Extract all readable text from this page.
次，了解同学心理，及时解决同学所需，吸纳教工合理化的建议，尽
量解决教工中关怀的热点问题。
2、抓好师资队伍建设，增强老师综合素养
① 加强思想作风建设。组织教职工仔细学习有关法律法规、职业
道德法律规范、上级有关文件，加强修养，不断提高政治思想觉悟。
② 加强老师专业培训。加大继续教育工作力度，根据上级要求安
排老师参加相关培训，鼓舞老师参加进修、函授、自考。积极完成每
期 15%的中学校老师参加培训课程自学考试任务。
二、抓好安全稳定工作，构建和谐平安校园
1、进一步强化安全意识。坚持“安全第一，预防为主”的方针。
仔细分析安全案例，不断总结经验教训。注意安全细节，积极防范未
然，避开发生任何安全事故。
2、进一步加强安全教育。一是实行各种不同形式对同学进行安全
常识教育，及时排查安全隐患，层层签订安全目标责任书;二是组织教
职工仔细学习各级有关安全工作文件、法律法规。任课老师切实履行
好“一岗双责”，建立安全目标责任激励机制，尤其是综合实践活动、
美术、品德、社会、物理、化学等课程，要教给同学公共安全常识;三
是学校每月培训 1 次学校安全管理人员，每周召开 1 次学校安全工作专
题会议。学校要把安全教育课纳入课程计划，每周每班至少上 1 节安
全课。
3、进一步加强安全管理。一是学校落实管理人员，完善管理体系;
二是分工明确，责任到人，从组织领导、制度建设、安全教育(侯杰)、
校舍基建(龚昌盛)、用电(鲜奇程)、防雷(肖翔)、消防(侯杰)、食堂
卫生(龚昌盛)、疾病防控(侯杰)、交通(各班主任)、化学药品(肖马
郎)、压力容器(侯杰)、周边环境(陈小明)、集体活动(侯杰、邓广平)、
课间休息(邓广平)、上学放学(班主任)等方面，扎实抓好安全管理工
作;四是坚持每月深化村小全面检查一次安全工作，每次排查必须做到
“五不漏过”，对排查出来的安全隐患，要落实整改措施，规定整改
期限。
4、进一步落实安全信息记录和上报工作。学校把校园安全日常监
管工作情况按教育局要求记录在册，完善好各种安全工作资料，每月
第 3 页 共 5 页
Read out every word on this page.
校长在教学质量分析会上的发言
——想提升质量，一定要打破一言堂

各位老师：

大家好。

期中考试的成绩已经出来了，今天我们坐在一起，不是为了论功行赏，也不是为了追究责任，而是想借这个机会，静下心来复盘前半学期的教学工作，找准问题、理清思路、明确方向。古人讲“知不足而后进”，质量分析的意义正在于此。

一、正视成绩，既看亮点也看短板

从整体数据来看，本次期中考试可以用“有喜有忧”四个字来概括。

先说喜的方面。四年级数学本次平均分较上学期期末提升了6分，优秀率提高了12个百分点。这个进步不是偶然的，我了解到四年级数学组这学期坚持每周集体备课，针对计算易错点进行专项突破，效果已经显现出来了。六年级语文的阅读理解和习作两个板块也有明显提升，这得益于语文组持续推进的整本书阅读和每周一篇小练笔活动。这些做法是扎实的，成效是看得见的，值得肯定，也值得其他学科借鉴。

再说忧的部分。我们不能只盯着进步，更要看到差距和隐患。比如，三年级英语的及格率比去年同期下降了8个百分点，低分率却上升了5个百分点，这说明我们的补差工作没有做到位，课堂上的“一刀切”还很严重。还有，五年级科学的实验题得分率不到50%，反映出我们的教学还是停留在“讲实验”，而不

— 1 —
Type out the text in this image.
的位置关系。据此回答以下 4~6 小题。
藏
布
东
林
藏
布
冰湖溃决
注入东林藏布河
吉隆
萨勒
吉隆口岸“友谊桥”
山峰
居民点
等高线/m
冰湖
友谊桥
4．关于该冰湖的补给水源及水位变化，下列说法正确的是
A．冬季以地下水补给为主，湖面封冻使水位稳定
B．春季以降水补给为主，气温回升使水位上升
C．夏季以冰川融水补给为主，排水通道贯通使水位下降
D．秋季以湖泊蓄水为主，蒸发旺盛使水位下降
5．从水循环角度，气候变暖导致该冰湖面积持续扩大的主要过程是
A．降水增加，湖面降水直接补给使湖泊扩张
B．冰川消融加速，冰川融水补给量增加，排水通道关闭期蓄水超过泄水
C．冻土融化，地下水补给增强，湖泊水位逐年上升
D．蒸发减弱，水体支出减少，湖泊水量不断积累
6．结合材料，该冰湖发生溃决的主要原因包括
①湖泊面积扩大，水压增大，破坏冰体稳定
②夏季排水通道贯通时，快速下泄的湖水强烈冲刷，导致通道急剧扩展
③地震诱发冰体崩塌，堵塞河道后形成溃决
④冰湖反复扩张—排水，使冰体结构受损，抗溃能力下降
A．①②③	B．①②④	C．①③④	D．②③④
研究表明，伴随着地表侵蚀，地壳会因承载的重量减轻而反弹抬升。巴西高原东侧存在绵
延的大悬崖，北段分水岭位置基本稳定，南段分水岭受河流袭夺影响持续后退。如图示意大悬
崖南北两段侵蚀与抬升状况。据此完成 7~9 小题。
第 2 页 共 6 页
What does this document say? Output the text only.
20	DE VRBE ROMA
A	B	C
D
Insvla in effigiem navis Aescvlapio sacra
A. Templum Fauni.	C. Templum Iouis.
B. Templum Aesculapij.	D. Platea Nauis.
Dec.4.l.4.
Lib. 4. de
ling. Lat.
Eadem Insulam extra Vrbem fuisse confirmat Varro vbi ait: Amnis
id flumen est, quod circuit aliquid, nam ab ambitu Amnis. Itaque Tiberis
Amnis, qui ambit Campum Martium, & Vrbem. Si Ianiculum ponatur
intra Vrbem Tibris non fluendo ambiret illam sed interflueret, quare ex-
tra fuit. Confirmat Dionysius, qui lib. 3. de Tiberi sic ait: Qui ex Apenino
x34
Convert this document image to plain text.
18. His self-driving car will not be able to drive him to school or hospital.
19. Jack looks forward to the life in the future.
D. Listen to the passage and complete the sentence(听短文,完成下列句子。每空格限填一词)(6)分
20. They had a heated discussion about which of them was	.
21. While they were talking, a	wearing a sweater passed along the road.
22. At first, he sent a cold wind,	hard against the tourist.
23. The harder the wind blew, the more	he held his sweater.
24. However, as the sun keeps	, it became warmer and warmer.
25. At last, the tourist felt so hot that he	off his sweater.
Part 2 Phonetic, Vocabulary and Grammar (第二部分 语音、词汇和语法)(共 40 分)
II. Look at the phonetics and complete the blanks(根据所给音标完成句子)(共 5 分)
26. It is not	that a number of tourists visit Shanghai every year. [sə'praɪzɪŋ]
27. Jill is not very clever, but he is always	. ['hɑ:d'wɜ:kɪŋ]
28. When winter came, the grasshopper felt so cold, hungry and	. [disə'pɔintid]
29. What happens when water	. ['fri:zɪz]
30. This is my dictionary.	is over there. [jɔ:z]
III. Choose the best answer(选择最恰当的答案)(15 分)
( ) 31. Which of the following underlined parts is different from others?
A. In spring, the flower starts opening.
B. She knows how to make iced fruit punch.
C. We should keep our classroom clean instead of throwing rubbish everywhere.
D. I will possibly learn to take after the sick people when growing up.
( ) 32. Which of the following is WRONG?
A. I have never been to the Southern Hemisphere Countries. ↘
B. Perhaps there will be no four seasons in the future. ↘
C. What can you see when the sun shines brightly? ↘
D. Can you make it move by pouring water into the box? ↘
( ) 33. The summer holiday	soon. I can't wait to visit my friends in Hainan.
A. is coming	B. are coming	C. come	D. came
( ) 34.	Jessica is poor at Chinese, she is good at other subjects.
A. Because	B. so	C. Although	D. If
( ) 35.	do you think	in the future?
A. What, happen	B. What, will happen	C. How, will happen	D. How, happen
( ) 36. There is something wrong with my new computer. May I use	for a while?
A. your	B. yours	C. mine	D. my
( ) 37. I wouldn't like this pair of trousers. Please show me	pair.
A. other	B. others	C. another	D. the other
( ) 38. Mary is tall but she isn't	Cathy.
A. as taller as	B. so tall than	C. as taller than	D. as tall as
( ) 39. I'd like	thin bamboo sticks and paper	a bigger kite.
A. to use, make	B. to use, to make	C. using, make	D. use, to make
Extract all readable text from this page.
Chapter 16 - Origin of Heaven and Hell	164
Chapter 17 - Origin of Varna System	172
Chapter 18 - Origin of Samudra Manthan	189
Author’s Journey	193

**WHAT THE TASK ASKS**
Extract each line holding the word "image" from the records.

**FINISHED EXERCISE**
Type out the text in this image.
Convert this document image to plain text.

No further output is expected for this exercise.